DATASET:

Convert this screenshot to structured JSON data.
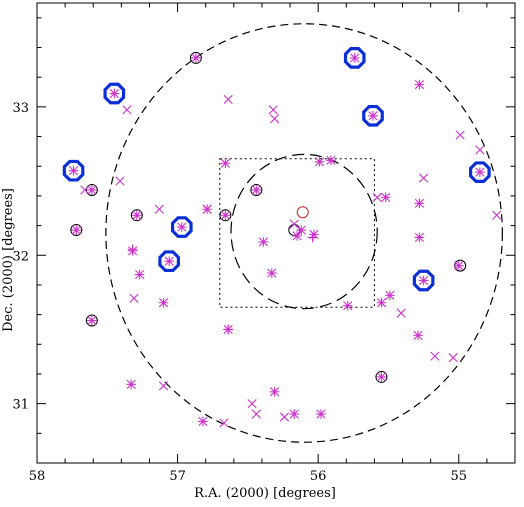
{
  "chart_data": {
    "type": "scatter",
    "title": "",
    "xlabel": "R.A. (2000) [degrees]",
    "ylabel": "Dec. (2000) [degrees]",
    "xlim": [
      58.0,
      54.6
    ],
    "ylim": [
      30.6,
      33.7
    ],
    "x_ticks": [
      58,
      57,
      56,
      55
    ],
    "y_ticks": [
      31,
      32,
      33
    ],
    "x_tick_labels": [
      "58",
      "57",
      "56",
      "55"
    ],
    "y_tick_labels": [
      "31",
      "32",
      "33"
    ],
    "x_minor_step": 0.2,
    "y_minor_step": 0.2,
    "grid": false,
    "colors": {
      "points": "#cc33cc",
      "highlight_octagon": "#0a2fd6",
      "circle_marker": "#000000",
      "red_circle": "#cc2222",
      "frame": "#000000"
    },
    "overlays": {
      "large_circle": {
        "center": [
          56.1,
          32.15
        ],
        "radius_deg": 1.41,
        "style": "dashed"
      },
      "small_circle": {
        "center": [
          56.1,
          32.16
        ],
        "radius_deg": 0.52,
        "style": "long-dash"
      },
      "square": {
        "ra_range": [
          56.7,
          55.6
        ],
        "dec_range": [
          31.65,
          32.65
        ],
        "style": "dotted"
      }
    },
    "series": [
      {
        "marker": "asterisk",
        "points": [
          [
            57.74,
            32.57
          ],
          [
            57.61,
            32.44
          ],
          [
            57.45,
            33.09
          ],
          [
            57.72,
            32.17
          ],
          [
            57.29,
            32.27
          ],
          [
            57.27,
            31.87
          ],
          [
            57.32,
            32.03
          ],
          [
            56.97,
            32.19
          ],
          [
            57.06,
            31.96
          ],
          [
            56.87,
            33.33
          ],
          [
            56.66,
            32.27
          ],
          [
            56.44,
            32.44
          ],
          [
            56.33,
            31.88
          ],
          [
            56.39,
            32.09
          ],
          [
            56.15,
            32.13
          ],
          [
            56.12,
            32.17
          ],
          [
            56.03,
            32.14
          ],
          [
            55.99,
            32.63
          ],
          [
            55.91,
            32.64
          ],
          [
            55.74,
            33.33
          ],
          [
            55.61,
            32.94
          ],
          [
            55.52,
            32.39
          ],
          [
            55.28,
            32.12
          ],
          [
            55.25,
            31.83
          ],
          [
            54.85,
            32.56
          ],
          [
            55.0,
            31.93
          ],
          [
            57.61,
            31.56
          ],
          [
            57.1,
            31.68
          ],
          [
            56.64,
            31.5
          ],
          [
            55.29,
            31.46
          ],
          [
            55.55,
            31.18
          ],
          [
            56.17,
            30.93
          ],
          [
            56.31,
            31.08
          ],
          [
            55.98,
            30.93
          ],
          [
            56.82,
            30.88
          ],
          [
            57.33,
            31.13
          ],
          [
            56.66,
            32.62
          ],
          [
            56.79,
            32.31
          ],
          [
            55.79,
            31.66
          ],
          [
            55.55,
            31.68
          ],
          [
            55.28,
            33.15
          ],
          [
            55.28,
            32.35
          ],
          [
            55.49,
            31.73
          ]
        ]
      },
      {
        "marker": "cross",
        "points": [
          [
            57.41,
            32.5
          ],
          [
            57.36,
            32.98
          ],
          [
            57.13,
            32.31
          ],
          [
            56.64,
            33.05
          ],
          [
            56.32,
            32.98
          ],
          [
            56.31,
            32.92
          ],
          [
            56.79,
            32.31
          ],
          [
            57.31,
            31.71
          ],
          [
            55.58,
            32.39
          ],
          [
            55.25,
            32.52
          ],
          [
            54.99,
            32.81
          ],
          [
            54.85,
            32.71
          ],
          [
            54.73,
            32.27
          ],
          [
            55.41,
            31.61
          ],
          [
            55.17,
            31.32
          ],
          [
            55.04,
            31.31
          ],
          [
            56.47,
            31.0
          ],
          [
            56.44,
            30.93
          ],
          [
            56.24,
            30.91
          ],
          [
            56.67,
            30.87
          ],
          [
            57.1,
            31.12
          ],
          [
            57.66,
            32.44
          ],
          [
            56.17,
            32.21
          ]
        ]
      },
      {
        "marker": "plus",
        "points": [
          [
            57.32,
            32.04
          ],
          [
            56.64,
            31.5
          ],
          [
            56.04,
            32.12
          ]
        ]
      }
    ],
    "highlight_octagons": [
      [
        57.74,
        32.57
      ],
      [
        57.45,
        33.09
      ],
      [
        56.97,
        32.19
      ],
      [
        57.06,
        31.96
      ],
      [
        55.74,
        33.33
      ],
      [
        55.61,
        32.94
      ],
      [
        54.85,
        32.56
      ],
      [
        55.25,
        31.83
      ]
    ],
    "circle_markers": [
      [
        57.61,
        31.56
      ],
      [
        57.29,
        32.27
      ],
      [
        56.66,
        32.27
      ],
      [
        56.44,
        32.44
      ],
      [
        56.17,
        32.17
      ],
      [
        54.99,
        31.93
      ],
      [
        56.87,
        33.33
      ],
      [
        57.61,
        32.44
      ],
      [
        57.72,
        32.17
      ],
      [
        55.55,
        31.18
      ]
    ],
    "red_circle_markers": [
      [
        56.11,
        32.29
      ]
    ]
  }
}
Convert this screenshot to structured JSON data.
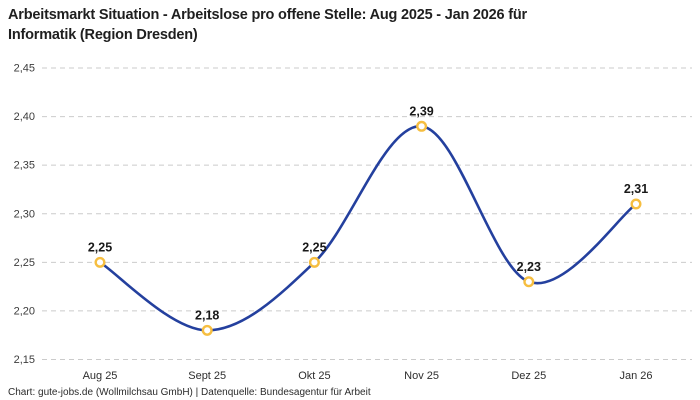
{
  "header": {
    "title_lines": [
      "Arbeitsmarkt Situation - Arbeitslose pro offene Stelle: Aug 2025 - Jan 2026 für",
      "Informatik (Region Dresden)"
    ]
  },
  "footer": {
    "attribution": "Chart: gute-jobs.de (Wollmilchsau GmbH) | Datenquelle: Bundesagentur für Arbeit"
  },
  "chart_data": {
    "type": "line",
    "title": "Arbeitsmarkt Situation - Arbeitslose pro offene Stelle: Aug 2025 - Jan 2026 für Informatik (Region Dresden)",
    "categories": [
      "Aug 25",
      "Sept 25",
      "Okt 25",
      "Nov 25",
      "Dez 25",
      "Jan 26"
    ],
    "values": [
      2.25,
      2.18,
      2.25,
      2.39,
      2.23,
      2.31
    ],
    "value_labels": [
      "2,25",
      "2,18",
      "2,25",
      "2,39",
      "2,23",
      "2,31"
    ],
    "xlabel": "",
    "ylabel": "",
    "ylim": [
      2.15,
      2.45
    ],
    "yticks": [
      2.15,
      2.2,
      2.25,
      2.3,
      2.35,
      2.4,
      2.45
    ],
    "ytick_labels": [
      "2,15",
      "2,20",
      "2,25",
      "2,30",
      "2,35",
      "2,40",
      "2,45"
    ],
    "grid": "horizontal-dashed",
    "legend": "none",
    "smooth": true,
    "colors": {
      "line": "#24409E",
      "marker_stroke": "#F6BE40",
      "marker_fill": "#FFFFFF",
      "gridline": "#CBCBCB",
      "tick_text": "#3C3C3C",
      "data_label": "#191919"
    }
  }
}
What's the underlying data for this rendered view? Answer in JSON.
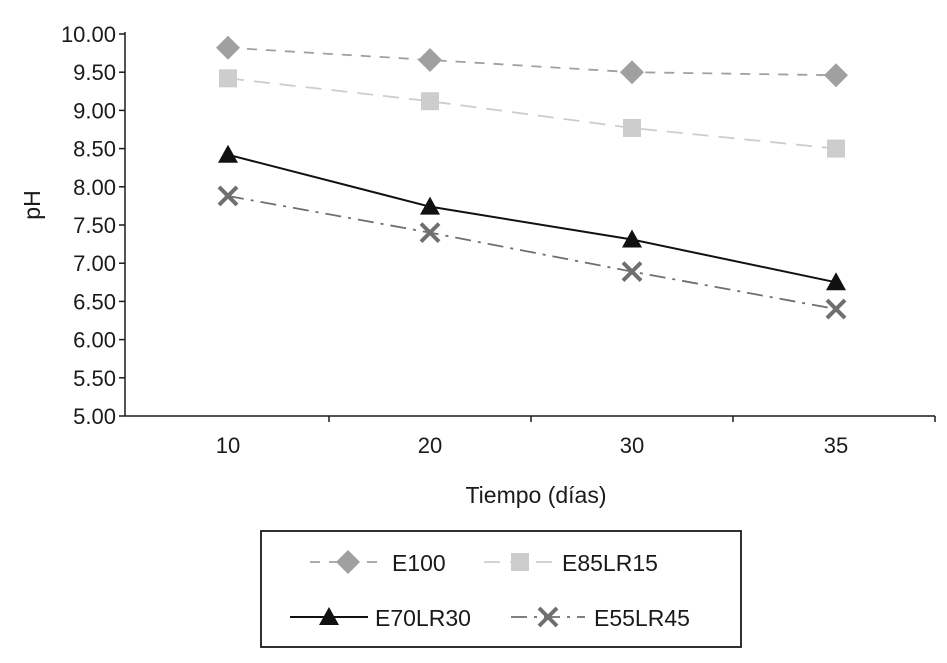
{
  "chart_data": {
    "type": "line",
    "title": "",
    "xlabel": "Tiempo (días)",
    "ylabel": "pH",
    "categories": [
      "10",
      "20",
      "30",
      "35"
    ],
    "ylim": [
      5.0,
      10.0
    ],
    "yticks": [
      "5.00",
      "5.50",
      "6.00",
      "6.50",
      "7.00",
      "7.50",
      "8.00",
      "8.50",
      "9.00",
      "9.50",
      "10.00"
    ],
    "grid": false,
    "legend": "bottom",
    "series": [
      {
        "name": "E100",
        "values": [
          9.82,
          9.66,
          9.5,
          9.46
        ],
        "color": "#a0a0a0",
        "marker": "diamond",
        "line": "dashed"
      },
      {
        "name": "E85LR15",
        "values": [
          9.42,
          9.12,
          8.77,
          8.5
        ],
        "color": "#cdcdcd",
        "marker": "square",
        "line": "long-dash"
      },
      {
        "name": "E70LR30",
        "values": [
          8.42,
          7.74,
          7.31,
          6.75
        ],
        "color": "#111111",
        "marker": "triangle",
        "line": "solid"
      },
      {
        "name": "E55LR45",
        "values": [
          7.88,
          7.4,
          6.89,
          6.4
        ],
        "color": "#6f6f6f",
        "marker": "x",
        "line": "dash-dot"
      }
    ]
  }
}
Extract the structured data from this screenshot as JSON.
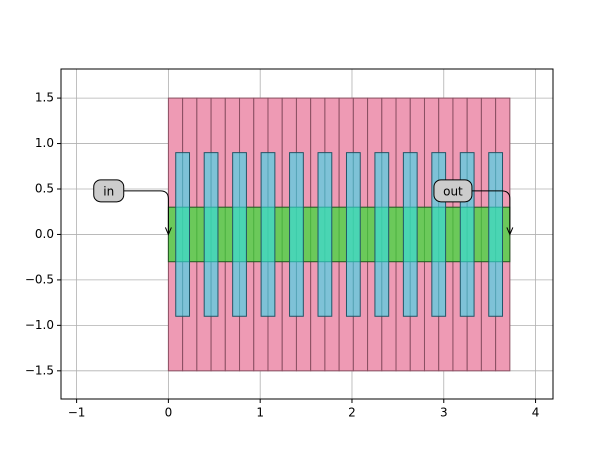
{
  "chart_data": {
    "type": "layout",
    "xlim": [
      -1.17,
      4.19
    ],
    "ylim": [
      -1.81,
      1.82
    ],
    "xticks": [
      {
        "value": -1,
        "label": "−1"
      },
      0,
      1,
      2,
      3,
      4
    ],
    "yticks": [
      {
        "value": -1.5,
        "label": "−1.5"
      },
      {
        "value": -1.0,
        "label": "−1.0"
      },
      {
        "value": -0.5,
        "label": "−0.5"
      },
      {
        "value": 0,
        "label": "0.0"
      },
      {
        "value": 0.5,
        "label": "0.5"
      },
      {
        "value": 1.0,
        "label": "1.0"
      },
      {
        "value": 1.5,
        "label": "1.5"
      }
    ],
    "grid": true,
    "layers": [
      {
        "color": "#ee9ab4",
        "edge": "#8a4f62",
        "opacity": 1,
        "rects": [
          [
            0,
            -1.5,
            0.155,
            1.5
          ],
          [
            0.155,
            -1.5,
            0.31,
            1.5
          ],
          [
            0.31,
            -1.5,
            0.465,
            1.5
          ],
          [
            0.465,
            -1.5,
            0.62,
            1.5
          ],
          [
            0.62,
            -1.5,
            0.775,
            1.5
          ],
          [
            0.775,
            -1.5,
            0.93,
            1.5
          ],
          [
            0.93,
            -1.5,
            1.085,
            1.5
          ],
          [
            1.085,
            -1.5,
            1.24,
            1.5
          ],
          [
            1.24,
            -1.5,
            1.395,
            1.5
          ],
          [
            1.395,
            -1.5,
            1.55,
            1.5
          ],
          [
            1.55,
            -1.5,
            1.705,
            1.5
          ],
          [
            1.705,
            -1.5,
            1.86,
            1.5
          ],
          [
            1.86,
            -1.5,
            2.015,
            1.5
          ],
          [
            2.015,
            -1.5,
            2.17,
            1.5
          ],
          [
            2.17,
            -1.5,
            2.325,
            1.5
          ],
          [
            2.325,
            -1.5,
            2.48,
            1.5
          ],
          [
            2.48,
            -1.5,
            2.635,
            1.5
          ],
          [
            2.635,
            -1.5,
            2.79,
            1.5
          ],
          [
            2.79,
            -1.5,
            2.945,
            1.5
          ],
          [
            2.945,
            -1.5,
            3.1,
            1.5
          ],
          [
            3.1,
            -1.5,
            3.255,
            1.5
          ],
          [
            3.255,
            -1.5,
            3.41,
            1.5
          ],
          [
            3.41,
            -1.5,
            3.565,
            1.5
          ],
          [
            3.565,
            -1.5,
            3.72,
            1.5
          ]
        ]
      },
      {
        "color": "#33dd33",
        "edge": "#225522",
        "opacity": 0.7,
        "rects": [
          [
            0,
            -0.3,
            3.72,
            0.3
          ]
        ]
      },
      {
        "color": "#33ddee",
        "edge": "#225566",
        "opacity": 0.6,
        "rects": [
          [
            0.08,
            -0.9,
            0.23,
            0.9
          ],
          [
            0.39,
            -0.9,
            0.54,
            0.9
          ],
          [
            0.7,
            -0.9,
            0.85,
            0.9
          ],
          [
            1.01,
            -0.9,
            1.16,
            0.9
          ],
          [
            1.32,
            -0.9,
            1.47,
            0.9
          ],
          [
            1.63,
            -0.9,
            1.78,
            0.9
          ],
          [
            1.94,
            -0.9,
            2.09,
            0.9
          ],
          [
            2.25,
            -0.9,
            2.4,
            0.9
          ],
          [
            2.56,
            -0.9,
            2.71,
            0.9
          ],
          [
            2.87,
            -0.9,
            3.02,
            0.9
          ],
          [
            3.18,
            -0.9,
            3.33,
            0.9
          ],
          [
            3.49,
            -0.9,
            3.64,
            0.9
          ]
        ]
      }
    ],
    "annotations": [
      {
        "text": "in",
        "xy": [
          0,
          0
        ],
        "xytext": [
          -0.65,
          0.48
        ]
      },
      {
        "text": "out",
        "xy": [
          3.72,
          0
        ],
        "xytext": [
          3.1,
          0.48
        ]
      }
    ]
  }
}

PROMPT: What is the number of lines in the data that hold the word "JSON"? Reply with that number and nothing else.

EXERCISE ANSWER: 4